DATA FOR PROCESSING
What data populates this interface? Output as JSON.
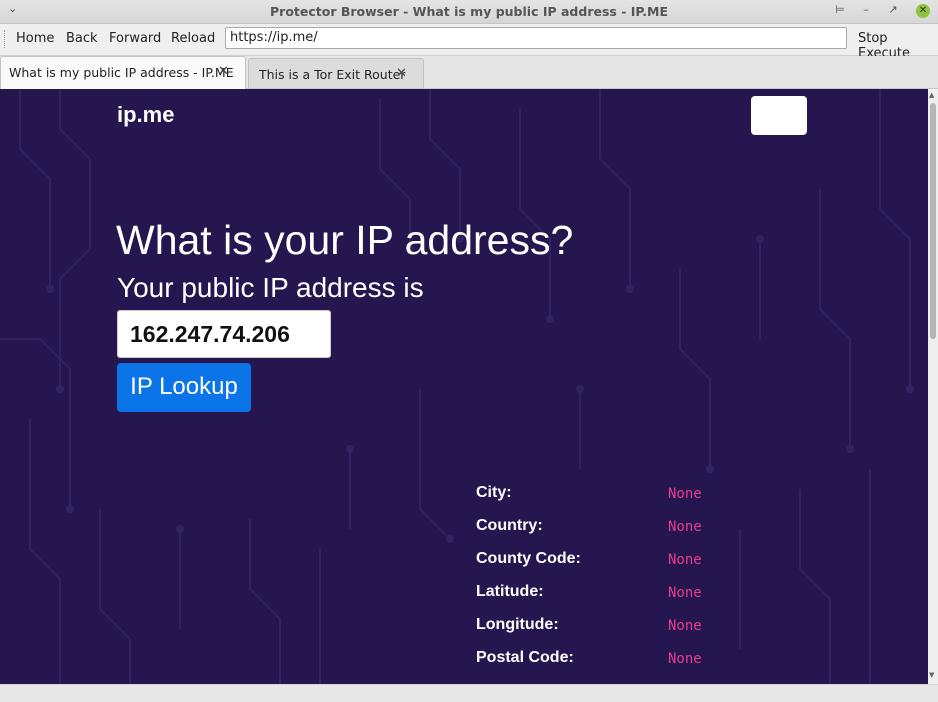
{
  "window": {
    "title": "Protector Browser - What is my public IP address - IP.ME"
  },
  "toolbar": {
    "home": "Home",
    "back": "Back",
    "forward": "Forward",
    "reload": "Reload",
    "url": "https://ip.me/",
    "stop_execute": "Stop Execute"
  },
  "tabs": [
    {
      "label": "What is my public IP address - IP.ME"
    },
    {
      "label": "This is a Tor Exit Router"
    }
  ],
  "page": {
    "brand": "ip.me",
    "heading": "What is your IP address?",
    "subheading": "Your public IP address is",
    "ip_value": "162.247.74.206",
    "lookup_button": "IP Lookup",
    "info": [
      {
        "label": "City:",
        "value": "None"
      },
      {
        "label": "Country:",
        "value": "None"
      },
      {
        "label": "County Code:",
        "value": "None"
      },
      {
        "label": "Latitude:",
        "value": "None"
      },
      {
        "label": "Longitude:",
        "value": "None"
      },
      {
        "label": "Postal Code:",
        "value": "None"
      }
    ],
    "colors": {
      "background": "#25164f",
      "accent_button": "#0a74e8",
      "value_text": "#e83e8c"
    }
  }
}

STATED GOAL
Copy each line of the records that contains the word "Code".

ANSWER FOR THIS EXERCISE
        "label": "County Code:",
        "label": "Postal Code:",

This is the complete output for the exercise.